Start of TASK DATA

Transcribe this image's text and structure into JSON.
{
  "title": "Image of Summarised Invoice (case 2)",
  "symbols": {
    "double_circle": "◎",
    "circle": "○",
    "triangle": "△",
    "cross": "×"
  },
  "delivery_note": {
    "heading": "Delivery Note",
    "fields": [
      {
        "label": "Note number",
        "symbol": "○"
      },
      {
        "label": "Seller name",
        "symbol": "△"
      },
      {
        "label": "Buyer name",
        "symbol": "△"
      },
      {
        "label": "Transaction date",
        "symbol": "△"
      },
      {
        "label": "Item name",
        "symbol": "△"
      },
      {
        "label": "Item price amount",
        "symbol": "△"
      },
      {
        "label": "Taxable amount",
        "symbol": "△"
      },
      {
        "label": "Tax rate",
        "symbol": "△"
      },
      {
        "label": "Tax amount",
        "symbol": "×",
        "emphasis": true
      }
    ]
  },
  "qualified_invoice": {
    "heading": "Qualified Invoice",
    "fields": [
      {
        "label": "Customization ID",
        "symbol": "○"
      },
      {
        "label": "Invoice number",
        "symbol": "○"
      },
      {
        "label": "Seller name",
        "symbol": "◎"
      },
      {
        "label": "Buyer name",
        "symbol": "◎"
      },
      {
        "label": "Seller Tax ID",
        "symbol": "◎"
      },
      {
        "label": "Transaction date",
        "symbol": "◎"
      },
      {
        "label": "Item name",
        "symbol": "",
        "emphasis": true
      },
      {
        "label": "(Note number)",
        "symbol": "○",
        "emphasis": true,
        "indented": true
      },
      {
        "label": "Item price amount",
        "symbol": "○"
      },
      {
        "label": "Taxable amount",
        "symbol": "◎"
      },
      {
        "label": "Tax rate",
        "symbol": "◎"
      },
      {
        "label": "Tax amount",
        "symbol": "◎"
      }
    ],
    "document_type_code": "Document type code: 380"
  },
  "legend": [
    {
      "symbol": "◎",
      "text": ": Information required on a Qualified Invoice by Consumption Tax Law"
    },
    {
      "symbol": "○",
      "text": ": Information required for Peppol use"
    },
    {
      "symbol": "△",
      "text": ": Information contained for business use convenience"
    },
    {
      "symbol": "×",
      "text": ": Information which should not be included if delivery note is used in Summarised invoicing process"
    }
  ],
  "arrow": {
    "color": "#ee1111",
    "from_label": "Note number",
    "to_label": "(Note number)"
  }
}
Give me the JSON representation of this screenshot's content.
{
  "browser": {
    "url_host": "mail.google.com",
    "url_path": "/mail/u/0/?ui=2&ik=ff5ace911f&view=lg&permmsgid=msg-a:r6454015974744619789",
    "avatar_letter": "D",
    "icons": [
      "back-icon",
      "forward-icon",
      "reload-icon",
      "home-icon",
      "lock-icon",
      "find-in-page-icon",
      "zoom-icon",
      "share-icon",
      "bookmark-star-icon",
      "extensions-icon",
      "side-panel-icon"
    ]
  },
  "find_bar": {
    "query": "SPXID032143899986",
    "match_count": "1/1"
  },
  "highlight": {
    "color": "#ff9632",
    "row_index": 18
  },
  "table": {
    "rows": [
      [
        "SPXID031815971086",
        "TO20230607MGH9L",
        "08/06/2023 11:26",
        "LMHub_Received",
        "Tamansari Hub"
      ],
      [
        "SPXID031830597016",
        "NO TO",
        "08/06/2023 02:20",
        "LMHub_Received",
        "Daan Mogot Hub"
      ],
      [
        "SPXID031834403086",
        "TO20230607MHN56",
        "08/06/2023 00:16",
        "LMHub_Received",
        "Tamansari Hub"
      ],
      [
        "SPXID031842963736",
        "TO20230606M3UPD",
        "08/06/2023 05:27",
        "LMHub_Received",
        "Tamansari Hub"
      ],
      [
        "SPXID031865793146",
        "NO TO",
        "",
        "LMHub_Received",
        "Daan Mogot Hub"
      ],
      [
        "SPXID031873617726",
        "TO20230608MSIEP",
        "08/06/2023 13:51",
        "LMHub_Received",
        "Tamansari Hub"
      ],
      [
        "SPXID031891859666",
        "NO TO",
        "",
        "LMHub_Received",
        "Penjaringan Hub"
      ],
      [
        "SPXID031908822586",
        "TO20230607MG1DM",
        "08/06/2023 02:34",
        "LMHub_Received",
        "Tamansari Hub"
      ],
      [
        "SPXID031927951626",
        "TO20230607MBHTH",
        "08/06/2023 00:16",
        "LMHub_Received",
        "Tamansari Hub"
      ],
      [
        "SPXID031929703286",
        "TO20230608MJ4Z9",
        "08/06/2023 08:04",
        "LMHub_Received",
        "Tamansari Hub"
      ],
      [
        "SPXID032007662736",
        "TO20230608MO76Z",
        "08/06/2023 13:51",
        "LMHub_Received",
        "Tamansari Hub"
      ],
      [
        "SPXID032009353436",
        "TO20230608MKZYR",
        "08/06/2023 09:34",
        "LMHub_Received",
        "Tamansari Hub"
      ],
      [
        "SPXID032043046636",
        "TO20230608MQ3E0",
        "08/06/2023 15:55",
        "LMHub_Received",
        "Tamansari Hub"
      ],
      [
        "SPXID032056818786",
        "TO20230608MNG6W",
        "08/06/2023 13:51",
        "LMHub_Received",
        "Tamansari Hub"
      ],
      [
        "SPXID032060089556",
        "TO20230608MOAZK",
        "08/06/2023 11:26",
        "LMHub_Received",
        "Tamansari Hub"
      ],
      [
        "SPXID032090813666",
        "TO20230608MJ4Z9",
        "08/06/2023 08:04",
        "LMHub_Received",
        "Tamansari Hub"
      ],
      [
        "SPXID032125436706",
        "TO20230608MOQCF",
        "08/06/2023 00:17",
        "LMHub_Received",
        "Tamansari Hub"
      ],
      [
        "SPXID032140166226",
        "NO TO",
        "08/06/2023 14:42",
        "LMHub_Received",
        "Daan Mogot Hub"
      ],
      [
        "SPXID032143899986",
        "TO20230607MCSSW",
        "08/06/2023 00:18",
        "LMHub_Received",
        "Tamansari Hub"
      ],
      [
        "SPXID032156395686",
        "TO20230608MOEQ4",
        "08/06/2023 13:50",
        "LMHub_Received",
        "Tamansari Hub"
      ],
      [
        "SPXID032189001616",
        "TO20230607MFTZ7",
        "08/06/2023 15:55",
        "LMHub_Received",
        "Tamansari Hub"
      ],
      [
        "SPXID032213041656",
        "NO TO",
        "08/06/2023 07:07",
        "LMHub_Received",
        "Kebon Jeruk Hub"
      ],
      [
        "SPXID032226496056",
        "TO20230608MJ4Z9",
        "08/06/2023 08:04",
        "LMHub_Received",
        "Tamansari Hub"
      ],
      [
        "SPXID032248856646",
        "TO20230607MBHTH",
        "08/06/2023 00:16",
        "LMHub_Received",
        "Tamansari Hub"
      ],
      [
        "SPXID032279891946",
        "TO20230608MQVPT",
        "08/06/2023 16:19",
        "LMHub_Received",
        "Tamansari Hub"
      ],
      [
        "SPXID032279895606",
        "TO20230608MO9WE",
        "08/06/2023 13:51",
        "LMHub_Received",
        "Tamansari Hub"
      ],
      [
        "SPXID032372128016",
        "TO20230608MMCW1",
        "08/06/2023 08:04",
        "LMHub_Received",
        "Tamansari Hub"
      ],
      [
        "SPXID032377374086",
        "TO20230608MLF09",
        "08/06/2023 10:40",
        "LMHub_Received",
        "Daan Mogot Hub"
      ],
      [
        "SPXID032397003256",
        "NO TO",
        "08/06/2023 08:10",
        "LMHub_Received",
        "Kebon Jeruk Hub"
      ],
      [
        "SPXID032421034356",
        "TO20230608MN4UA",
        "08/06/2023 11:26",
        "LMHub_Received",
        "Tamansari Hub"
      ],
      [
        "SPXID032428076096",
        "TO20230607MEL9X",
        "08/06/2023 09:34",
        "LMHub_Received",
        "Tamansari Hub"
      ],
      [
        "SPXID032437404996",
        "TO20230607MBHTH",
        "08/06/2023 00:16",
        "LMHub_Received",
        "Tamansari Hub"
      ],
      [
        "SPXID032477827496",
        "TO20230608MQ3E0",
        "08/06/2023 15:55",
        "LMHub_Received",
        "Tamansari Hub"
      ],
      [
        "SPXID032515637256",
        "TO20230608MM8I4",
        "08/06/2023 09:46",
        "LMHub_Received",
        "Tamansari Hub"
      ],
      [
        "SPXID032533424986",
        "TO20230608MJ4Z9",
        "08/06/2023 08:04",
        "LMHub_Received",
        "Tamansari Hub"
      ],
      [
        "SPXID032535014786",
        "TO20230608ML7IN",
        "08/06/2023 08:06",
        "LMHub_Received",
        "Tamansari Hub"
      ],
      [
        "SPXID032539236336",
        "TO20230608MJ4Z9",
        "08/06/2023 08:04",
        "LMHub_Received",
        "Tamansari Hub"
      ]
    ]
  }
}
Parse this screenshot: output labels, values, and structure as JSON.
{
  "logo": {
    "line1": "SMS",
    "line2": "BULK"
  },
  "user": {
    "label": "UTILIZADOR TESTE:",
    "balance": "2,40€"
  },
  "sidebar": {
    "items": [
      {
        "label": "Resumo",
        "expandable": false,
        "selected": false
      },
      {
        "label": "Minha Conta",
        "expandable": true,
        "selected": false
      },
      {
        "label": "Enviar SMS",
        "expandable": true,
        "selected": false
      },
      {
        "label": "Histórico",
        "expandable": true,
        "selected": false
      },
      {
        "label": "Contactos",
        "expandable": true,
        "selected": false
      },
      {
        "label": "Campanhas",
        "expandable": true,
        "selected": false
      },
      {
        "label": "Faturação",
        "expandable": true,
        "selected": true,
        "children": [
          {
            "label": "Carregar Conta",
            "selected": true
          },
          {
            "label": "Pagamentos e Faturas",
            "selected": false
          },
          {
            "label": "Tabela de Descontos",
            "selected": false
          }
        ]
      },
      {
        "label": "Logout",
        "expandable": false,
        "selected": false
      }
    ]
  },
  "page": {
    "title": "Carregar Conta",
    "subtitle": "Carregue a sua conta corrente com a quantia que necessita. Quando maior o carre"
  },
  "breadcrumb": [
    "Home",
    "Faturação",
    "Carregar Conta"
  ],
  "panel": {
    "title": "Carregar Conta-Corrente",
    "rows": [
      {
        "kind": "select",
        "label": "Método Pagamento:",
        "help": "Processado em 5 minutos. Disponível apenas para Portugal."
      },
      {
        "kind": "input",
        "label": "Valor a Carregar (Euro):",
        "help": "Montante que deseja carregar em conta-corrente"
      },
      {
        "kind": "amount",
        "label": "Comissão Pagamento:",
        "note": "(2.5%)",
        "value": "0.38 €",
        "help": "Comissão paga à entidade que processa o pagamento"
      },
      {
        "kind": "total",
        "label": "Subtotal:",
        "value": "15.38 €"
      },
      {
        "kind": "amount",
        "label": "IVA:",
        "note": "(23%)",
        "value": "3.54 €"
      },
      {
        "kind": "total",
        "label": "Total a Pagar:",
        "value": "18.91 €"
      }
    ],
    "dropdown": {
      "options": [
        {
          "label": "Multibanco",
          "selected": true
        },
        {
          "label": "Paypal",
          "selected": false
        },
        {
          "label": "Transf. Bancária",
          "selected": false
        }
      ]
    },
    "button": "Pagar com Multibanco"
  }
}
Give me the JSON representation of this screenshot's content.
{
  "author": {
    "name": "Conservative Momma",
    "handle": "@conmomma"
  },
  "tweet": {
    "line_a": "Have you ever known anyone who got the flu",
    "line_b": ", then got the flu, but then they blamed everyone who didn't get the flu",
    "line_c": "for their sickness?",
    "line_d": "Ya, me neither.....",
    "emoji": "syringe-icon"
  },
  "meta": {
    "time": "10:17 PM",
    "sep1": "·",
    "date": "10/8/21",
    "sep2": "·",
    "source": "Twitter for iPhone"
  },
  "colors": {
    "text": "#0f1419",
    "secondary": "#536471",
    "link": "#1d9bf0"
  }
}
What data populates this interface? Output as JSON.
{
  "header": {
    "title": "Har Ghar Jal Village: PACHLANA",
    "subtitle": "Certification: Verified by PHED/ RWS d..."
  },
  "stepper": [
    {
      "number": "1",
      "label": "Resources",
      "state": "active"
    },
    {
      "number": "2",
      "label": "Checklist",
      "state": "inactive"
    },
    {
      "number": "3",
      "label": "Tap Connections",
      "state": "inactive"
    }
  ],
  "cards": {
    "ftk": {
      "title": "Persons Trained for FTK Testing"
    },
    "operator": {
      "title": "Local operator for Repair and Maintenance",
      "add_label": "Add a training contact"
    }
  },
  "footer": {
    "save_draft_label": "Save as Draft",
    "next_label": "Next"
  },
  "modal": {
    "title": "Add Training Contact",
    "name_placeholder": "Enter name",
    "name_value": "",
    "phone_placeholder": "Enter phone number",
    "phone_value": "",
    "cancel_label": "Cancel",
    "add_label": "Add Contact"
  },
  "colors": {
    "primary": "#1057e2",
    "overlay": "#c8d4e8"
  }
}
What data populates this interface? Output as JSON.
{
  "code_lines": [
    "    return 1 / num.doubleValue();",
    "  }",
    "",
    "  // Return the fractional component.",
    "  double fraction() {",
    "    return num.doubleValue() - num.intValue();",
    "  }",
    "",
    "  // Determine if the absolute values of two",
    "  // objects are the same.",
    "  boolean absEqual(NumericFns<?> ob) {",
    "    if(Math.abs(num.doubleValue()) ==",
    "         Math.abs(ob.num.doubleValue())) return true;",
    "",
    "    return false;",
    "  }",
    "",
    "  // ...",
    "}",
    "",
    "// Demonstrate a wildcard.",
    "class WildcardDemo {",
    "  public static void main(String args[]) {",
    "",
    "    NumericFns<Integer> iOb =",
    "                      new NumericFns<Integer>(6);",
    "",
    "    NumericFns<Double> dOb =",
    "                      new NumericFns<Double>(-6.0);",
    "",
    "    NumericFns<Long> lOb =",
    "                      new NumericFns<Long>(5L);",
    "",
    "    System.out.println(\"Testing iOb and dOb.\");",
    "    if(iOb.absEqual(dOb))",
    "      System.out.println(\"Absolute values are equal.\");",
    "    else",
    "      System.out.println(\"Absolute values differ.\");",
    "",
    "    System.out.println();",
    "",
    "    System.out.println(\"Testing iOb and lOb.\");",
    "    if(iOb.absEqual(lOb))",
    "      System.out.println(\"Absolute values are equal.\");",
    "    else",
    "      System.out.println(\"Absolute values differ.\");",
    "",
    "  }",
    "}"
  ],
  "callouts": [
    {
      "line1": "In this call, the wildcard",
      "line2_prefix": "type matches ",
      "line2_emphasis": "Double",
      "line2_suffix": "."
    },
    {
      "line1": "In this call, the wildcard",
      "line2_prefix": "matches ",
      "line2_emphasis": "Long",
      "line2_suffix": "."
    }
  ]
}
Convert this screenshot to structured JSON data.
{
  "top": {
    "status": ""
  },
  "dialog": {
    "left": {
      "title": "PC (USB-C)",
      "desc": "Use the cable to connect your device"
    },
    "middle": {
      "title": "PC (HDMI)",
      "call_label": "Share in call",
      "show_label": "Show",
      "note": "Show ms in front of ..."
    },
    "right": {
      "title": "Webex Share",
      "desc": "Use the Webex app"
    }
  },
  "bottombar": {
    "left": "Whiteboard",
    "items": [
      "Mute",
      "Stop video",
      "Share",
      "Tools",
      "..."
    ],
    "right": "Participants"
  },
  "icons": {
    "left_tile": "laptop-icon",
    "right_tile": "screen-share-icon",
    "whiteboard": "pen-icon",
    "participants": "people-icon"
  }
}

End of TASK DATA

**THE EXERCISE**
Go through the entries and return each line where the word "absEqual" appears.

**TASK OUTPUT**
    "  boolean absEqual(NumericFns<?> ob) {",
    "    if(iOb.absEqual(dOb))",
    "    if(iOb.absEqual(lOb))",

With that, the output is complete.